- ABOUT THIS EXERCISE -
Pull every line containing "miRNAs" out of the material below.

- INPUT DATA -
##############################

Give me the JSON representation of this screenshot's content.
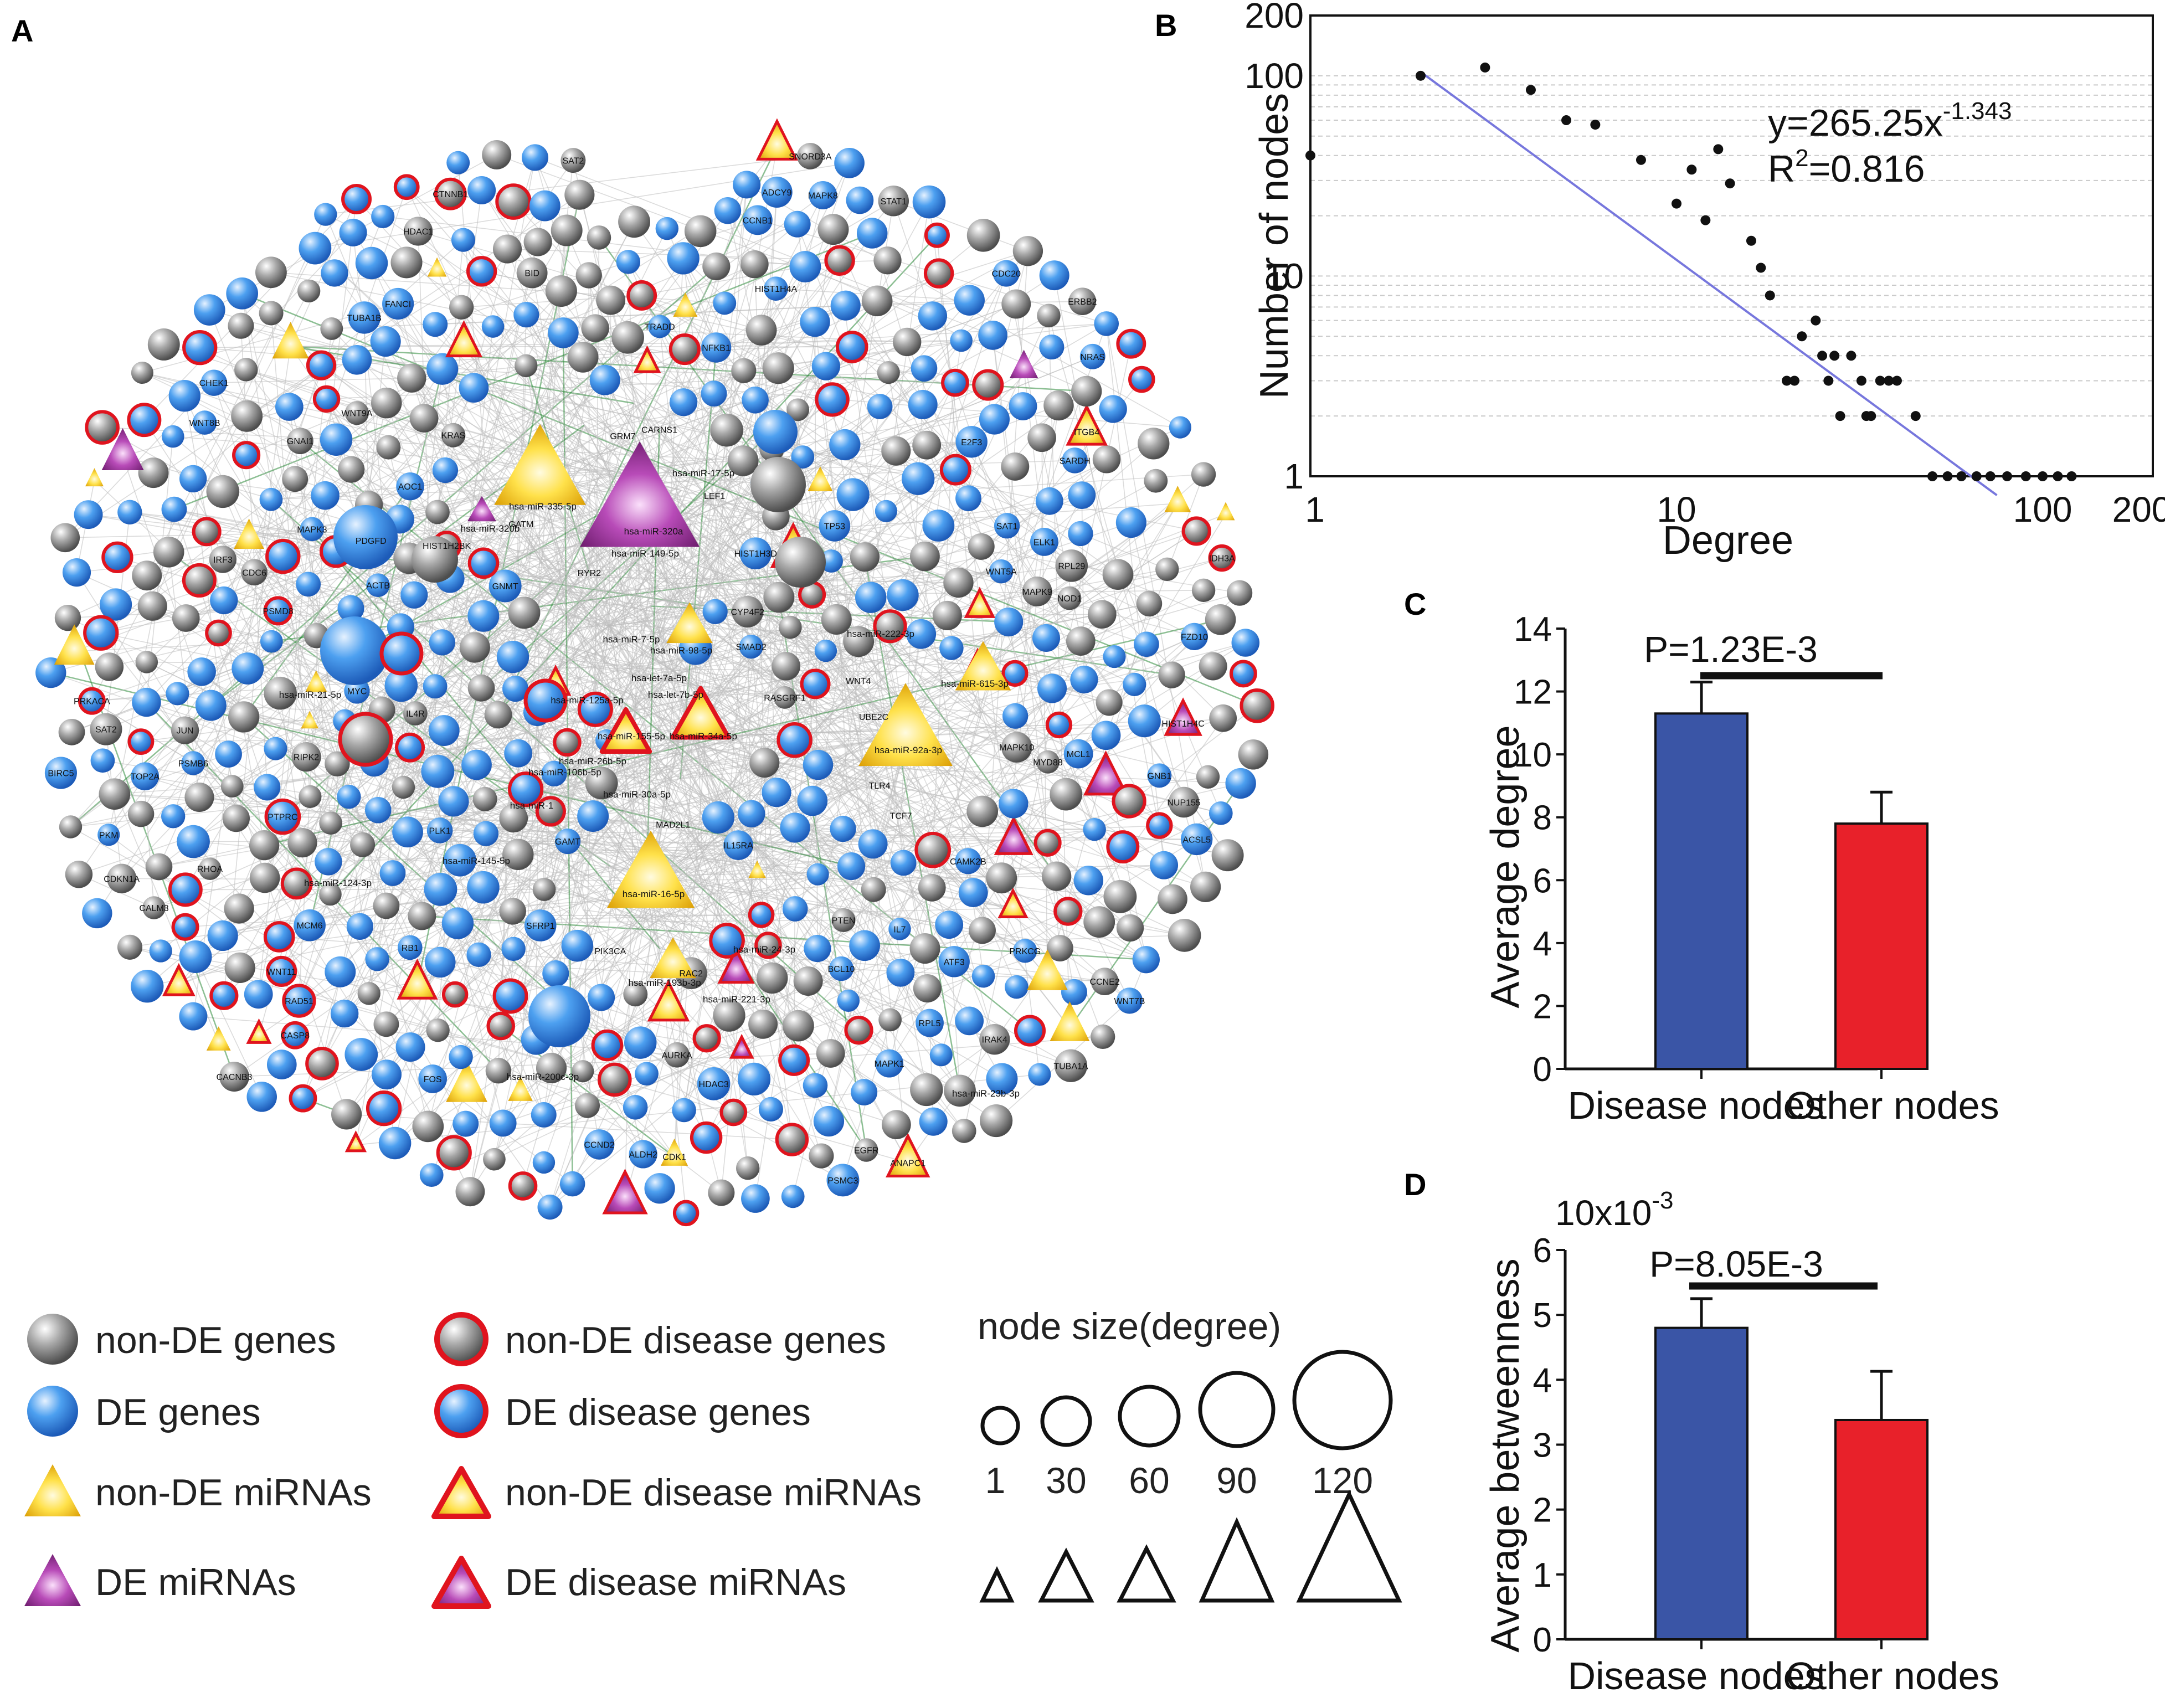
{
  "colors": {
    "gene_grey": "#8a8a8a",
    "gene_blue": "#3c8fe6",
    "mirna_yellow": "#f2c21a",
    "mirna_purple": "#9b2d9b",
    "disease_red": "#e0141e",
    "bar_blue": "#3a55a6",
    "bar_red": "#e8212a",
    "fit_line": "#7777dd",
    "edge_grey": "#bdbdbd",
    "edge_green": "#2e8b3a"
  },
  "panels": {
    "a": "A",
    "b": "B",
    "c": "C",
    "d": "D"
  },
  "network": {
    "node_labels": [
      "ALDH2",
      "GATM",
      "GNMT",
      "AOC1",
      "SAT1",
      "GAMT",
      "CARNS1",
      "SARDH",
      "SAT2",
      "CYP4F2",
      "SAT2",
      "ACSL5",
      "MAPK3",
      "MAPK9",
      "NRAS",
      "MYC",
      "EGFR",
      "PKM",
      "FZD10",
      "SFRP1",
      "WNT8B",
      "WNT9A",
      "WNT11",
      "TCF7",
      "CTNNB1",
      "GNB1",
      "MAPK1",
      "CAMK2B",
      "CALM3",
      "PIK3CA",
      "CDKN1A",
      "SMAD2",
      "KRAS",
      "RAC2",
      "ERBB2",
      "STAT1",
      "PDGFD",
      "RHOA",
      "ACTB",
      "E2F3",
      "RB1",
      "PTEN",
      "HDAC1",
      "HDAC3",
      "ATF3",
      "CCND2",
      "FOS",
      "JUN",
      "TP53",
      "CDK1",
      "CCNB1",
      "ANAPC1",
      "TUBA1A",
      "TUBA1B",
      "HIST1H4A",
      "HIST1H4C",
      "HIST1H2BK",
      "HIST1H3D",
      "PSMD8",
      "PSMC3",
      "PSMB6",
      "IL7",
      "ITGB4",
      "BID",
      "LEF1",
      "NFKB1",
      "ELK1",
      "TLR4",
      "GNAI1",
      "IDH3A",
      "WNT5A",
      "WNT7B",
      "WNT4",
      "UBE2C",
      "CDC20",
      "MAD2L1",
      "FANCI",
      "NUP155",
      "RPL5",
      "RPL29",
      "SNORD3A",
      "GRM7",
      "CACNB3",
      "RYR2",
      "PRKCG",
      "PRKACA",
      "ADCY9",
      "MAPK10",
      "MAPK8",
      "RASGRF1",
      "MCL1",
      "BCL10",
      "NOD1",
      "IRF3",
      "IRAK4",
      "CASP8",
      "TRADD",
      "RIPK2",
      "IL4R",
      "IL15RA",
      "PTPRC",
      "MYD88",
      "CCNE2",
      "CDC6",
      "MCM6",
      "RAD51",
      "BIRC5",
      "CHEK1",
      "AURKA",
      "PLK1",
      "TOP2A"
    ],
    "mirna_labels": [
      "hsa-miR-320a",
      "hsa-miR-335-5p",
      "hsa-miR-149-5p",
      "hsa-miR-320b",
      "hsa-miR-615-3p",
      "hsa-miR-92a-3p",
      "hsa-miR-16-5p",
      "hsa-miR-155-5p",
      "hsa-miR-34a-5p",
      "hsa-miR-26b-5p",
      "hsa-miR-21-5p",
      "hsa-miR-124-3p",
      "hsa-miR-1",
      "hsa-miR-30a-5p",
      "hsa-miR-98-5p",
      "hsa-miR-7-5p",
      "hsa-miR-17-5p",
      "hsa-miR-145-5p",
      "hsa-miR-193b-3p",
      "hsa-miR-221-3p",
      "hsa-miR-222-3p",
      "hsa-miR-106b-5p",
      "hsa-miR-125a-5p",
      "hsa-let-7a-5p",
      "hsa-let-7b-5p",
      "hsa-miR-200c-3p",
      "hsa-miR-24-3p",
      "hsa-miR-23b-3p"
    ]
  },
  "legend": {
    "items": [
      {
        "label": "non-DE genes",
        "shape": "circle",
        "fill": "grey",
        "border": "none"
      },
      {
        "label": "non-DE disease genes",
        "shape": "circle",
        "fill": "grey",
        "border": "red"
      },
      {
        "label": "DE genes",
        "shape": "circle",
        "fill": "blue",
        "border": "none"
      },
      {
        "label": "DE disease genes",
        "shape": "circle",
        "fill": "blue",
        "border": "red"
      },
      {
        "label": "non-DE miRNAs",
        "shape": "triangle",
        "fill": "yellow",
        "border": "none"
      },
      {
        "label": "non-DE disease miRNAs",
        "shape": "triangle",
        "fill": "yellow",
        "border": "red"
      },
      {
        "label": "DE miRNAs",
        "shape": "triangle",
        "fill": "purple",
        "border": "none"
      },
      {
        "label": "DE disease miRNAs",
        "shape": "triangle",
        "fill": "purple",
        "border": "red"
      }
    ],
    "size_title": "node size(degree)",
    "size_values": [
      "1",
      "30",
      "60",
      "90",
      "120"
    ]
  },
  "chart_data": [
    {
      "panel": "B",
      "type": "scatter",
      "scale": "log-log",
      "xlabel": "Degree",
      "ylabel": "Number of nodes",
      "xlim": [
        1,
        200
      ],
      "ylim": [
        1,
        200
      ],
      "x_ticks": [
        "1",
        "10",
        "100",
        "200"
      ],
      "y_ticks": [
        "1",
        "10",
        "100",
        "200"
      ],
      "equation": {
        "prefix": "y=265.25x",
        "exponent": "-1.343"
      },
      "r_squared": {
        "prefix": "R",
        "sup": "2",
        "value": "=0.816"
      },
      "fit": {
        "a": 265.25,
        "b": -1.343,
        "x_range": [
          2,
          75
        ]
      },
      "points": [
        [
          1,
          40
        ],
        [
          2,
          100
        ],
        [
          3,
          110
        ],
        [
          4,
          85
        ],
        [
          5,
          60
        ],
        [
          6,
          57
        ],
        [
          8,
          38
        ],
        [
          10,
          23
        ],
        [
          11,
          34
        ],
        [
          13,
          43
        ],
        [
          12,
          19
        ],
        [
          14,
          29
        ],
        [
          16,
          15
        ],
        [
          17,
          11
        ],
        [
          18,
          8
        ],
        [
          20,
          3
        ],
        [
          21,
          3
        ],
        [
          22,
          5
        ],
        [
          24,
          6
        ],
        [
          25,
          4
        ],
        [
          26,
          3
        ],
        [
          27,
          4
        ],
        [
          28,
          2
        ],
        [
          30,
          4
        ],
        [
          32,
          3
        ],
        [
          33,
          2
        ],
        [
          34,
          2
        ],
        [
          36,
          3
        ],
        [
          38,
          3
        ],
        [
          40,
          3
        ],
        [
          45,
          2
        ],
        [
          50,
          1
        ],
        [
          55,
          1
        ],
        [
          60,
          1
        ],
        [
          66,
          1
        ],
        [
          72,
          1
        ],
        [
          80,
          1
        ],
        [
          90,
          1
        ],
        [
          100,
          1
        ],
        [
          110,
          1
        ],
        [
          120,
          1
        ]
      ]
    },
    {
      "panel": "C",
      "type": "bar",
      "categories": [
        "Disease nodes",
        "Other nodes"
      ],
      "values": [
        11.3,
        7.8
      ],
      "errors": [
        1.0,
        1.0
      ],
      "ylabel": "Average degree",
      "ylim": [
        0,
        14
      ],
      "y_ticks": [
        "0",
        "2",
        "4",
        "6",
        "8",
        "10",
        "12",
        "14"
      ],
      "annotation": "P=1.23E-3"
    },
    {
      "panel": "D",
      "type": "bar",
      "categories": [
        "Disease nodes",
        "Other nodes"
      ],
      "values": [
        4.8,
        3.38
      ],
      "errors": [
        0.45,
        0.75
      ],
      "ylabel": "Average betweenness",
      "ylim": [
        0,
        6
      ],
      "y_ticks": [
        "0",
        "1",
        "2",
        "3",
        "4",
        "5",
        "6"
      ],
      "scale_prefix": "10x10",
      "scale_exponent": "-3",
      "annotation": "P=8.05E-3"
    }
  ]
}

##############################

- WRITTEN SOLUTION -
        "label": "non-DE miRNAs",
        "label": "non-DE disease miRNAs",
        "label": "DE miRNAs",
        "label": "DE disease miRNAs",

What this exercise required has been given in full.